# cannot compile vanilla-kernel

## Schmolch

hi all!

made my kernel config as usual with make menuconfig, but after typing "make dep" i immediately get the following:

>gcc -Wall -Wstrict-prototypes -O2 -fomit-frame-pointer -o >scripts/mkdep scripts/mkdep.c

>In file included from /usr/include/bits/posix1_lim.h:126,

>                from /usr/include/limits.h:144,

>                 from >/usr/lib/gcc-lib/i686-pc-linux-gnu/2.95.3/include/limits.h:117,

>                from >/usr/lib/gcc-lib/i686-pc-linux-gnu/2.95.3/include/syslimits.h:7,

>                 from >/usr/lib/gcc-lib/i686-pc-linux-gnu/2.95.3/include/limits.h:11,

>                 from scripts/mkdep.c:35:

>/usr/include/bits/local_lim.h:36: linux/limits.h: No such file or >directory

>make: *** [scripts/mkdep] Error 1

any hint will make me happy and excited  :Smile: 

greetings from germany,

schmolch

----------

## DArtagnan

 *Quote:*   

> >/usr/include/bits/local_lim.h:36: linux/limits.h: No such file or >directory
> 
> >make: *** [scripts/mkdep] Error 1 

 

file its missing...try emerge vanilla again

----------

## Schmolch

i get the same error even if i download the kernel-2.4.18.tar.gz from kernel.org.

----------

## yogin

read the Linux-Kernel HOWTO. You have to do some symlinks in /usr/include pointing to some dirs in the kernel source tree.

----------

§

In the kernel compile thread, explain in one to three sentences why the first reply suggests trying "emerge vanilla again". The rows below come from a different source than the text.

§

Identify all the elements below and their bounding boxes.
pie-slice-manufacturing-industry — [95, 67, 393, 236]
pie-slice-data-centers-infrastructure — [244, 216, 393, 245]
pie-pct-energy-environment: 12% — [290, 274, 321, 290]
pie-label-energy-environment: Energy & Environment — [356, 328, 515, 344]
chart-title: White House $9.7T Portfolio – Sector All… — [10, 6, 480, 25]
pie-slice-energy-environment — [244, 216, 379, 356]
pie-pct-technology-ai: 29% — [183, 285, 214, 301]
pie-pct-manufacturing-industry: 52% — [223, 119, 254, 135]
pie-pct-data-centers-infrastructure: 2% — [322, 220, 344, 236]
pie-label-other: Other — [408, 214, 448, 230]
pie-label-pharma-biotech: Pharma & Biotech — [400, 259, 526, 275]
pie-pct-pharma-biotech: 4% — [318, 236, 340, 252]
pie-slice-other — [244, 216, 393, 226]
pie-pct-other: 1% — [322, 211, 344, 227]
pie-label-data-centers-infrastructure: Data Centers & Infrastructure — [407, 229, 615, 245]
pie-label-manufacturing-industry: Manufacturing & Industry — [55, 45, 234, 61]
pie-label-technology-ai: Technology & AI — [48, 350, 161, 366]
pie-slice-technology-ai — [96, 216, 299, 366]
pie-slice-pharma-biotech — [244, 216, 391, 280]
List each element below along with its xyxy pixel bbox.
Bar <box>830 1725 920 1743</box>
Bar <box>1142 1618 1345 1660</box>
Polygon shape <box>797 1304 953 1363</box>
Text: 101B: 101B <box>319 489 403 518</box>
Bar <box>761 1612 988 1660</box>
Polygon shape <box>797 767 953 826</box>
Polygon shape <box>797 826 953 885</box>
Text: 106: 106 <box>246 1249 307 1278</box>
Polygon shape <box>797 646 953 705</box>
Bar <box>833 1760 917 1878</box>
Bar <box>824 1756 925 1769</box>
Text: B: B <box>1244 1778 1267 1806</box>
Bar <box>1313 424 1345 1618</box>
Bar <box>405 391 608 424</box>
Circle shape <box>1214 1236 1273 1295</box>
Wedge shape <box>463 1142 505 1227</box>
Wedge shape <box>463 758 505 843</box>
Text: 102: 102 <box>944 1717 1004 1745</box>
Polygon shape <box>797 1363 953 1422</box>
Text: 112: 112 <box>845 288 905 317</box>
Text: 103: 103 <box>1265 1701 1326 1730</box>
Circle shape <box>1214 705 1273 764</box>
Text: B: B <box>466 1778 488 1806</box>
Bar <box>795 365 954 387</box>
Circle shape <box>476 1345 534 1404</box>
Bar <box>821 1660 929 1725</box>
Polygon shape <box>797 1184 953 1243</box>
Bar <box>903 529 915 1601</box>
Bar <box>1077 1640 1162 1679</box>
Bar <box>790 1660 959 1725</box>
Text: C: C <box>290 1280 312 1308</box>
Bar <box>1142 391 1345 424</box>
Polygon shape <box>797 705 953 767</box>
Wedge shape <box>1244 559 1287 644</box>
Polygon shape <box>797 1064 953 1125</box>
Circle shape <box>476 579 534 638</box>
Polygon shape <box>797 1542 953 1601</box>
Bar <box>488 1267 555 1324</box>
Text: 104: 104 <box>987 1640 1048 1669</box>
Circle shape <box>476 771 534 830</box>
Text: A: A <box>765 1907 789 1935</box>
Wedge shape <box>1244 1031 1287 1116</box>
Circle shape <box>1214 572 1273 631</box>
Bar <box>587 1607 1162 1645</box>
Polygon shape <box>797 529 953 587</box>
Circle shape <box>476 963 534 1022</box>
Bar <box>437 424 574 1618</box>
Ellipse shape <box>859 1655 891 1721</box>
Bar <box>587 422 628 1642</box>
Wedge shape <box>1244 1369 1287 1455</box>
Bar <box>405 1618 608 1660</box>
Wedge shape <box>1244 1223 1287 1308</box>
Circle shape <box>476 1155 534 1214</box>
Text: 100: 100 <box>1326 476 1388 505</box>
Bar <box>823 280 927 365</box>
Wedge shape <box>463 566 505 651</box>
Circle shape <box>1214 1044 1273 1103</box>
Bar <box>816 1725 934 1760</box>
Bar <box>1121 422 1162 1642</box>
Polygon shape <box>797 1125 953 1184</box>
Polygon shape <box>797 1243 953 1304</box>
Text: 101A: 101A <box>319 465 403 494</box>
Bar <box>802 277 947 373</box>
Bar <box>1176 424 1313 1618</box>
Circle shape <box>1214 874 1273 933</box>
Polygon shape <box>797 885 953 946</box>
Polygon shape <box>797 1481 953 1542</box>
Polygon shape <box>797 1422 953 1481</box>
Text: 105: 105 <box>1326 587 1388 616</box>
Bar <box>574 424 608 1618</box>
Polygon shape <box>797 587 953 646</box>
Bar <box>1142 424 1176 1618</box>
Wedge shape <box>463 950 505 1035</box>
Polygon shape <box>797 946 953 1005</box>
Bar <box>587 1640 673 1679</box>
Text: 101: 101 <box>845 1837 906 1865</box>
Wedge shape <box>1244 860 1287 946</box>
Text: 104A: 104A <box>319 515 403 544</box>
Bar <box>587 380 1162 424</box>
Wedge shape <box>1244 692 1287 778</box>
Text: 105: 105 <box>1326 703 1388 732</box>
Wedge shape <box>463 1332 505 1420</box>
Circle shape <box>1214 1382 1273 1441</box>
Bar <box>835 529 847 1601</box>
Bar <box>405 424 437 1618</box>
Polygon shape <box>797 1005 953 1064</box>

§

§ **ANSWER FOR THIS EXERCISE**
The reply quotes the error lines, which report "linux/limits.h: No such file or directory" and end with "Error 1". From this it concludes that the file is missing, and emerging vanilla again is its remedy for that missing file.